— START OF Record extracts —
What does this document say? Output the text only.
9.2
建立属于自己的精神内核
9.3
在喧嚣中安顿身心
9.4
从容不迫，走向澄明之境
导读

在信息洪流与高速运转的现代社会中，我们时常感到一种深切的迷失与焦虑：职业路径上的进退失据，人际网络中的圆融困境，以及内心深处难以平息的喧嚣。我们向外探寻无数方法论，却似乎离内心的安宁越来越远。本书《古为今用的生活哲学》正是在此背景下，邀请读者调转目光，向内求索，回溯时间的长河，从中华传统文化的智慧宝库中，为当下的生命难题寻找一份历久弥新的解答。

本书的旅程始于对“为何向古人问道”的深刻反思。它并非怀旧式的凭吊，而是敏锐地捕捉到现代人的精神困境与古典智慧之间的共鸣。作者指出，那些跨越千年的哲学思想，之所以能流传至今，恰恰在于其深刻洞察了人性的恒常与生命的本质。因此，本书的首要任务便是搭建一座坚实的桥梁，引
— END OF Record extracts —
• [What the task requires]
Each line of the material above needs to be quoted exactly, please.

• [Task result]
What does this document say? Output the text only.
9.2
建立属于自己的精神内核
9.3
在喧嚣中安顿身心
9.4
从容不迫，走向澄明之境
导读

在信息洪流与高速运转的现代社会中，我们时常感到一种深切的迷失与焦虑：职业路径上的进退失据，人际网络中的圆融困境，以及内心深处难以平息的喧嚣。我们向外探寻无数方法论，却似乎离内心的安宁越来越远。本书《古为今用的生活哲学》正是在此背景下，邀请读者调转目光，向内求索，回溯时间的长河，从中华传统文化的智慧宝库中，为当下的生命难题寻找一份历久弥新的解答。

本书的旅程始于对“为何向古人问道”的深刻反思。它并非怀旧式的凭吊，而是敏锐地捕捉到现代人的精神困境与古典智慧之间的共鸣。作者指出，那些跨越千年的哲学思想，之所以能流传至今，恰恰在于其深刻洞察了人性的恒常与生命的本质。因此，本书的首要任务便是搭建一座坚实的桥梁，引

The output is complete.